> _GOAL_:
Give as output the line that contains "Convert this document image to plain text.", followed by every remaining line of the entries, unchanged and with nothing added.

[Extracted records]
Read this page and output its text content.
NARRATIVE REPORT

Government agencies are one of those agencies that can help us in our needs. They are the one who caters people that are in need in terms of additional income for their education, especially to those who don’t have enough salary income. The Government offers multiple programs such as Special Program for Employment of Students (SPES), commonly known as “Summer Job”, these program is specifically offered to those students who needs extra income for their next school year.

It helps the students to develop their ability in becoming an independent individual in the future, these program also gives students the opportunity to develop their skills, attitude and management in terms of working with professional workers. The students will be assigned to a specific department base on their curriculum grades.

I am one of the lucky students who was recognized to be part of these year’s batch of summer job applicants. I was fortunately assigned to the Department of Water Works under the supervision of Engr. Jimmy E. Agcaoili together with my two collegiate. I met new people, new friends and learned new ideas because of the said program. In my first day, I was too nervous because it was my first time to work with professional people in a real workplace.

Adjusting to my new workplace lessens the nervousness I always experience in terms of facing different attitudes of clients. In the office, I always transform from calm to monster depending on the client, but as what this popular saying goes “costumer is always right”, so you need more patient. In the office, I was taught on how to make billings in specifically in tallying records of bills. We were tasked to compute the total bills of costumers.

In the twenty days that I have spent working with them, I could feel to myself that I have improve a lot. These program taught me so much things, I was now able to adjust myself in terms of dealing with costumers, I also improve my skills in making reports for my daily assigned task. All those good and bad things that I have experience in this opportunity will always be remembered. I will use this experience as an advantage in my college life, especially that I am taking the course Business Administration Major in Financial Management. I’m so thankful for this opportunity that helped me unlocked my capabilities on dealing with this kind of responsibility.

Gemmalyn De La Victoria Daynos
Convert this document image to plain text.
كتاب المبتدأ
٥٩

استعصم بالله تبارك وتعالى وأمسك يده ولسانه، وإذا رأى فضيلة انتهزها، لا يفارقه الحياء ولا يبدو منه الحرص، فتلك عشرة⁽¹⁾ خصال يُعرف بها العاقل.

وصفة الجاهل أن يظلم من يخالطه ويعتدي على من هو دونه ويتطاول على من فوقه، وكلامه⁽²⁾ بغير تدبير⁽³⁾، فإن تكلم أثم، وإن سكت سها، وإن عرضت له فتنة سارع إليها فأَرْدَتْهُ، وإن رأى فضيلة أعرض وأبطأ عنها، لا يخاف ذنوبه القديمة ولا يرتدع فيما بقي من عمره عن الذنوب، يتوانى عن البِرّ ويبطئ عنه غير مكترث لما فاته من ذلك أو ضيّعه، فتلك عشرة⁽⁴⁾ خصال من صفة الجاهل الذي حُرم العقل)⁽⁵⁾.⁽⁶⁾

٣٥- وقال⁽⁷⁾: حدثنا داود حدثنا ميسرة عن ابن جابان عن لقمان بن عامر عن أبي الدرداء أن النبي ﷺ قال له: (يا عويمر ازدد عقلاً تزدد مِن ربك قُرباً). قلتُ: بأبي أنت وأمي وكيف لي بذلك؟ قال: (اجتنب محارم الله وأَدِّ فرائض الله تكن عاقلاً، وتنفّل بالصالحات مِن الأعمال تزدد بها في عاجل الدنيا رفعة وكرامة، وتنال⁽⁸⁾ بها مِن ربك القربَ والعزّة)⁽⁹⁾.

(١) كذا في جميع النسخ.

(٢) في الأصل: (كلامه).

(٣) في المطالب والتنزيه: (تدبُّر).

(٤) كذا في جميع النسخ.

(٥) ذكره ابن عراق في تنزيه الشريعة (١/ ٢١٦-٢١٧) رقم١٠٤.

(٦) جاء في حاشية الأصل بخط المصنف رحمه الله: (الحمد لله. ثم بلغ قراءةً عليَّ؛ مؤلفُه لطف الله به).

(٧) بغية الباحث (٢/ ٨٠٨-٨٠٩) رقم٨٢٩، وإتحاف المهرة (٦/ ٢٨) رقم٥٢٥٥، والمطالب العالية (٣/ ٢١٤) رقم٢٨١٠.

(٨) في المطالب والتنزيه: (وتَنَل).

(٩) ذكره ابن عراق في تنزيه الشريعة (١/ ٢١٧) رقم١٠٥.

> _ANSWER BELOW_:
Convert this document image to plain text.
كتاب المبتدأ
٥٩

استعصم بالله تبارك وتعالى وأمسك يده ولسانه، وإذا رأى فضيلة انتهزها، لا يفارقه الحياء ولا يبدو منه الحرص، فتلك عشرة⁽¹⁾ خصال يُعرف بها العاقل.

وصفة الجاهل أن يظلم من يخالطه ويعتدي على من هو دونه ويتطاول على من فوقه، وكلامه⁽²⁾ بغير تدبير⁽³⁾، فإن تكلم أثم، وإن سكت سها، وإن عرضت له فتنة سارع إليها فأَرْدَتْهُ، وإن رأى فضيلة أعرض وأبطأ عنها، لا يخاف ذنوبه القديمة ولا يرتدع فيما بقي من عمره عن الذنوب، يتوانى عن البِرّ ويبطئ عنه غير مكترث لما فاته من ذلك أو ضيّعه، فتلك عشرة⁽⁴⁾ خصال من صفة الجاهل الذي حُرم العقل)⁽⁵⁾.⁽⁶⁾

٣٥- وقال⁽⁷⁾: حدثنا داود حدثنا ميسرة عن ابن جابان عن لقمان بن عامر عن أبي الدرداء أن النبي ﷺ قال له: (يا عويمر ازدد عقلاً تزدد مِن ربك قُرباً). قلتُ: بأبي أنت وأمي وكيف لي بذلك؟ قال: (اجتنب محارم الله وأَدِّ فرائض الله تكن عاقلاً، وتنفّل بالصالحات مِن الأعمال تزدد بها في عاجل الدنيا رفعة وكرامة، وتنال⁽⁸⁾ بها مِن ربك القربَ والعزّة)⁽⁹⁾.

(١) كذا في جميع النسخ.

(٢) في الأصل: (كلامه).

(٣) في المطالب والتنزيه: (تدبُّر).

(٤) كذا في جميع النسخ.

(٥) ذكره ابن عراق في تنزيه الشريعة (١/ ٢١٦-٢١٧) رقم١٠٤.

(٦) جاء في حاشية الأصل بخط المصنف رحمه الله: (الحمد لله. ثم بلغ قراءةً عليَّ؛ مؤلفُه لطف الله به).

(٧) بغية الباحث (٢/ ٨٠٨-٨٠٩) رقم٨٢٩، وإتحاف المهرة (٦/ ٢٨) رقم٥٢٥٥، والمطالب العالية (٣/ ٢١٤) رقم٢٨١٠.

(٨) في المطالب والتنزيه: (وتَنَل).

(٩) ذكره ابن عراق في تنزيه الشريعة (١/ ٢١٧) رقم١٠٥.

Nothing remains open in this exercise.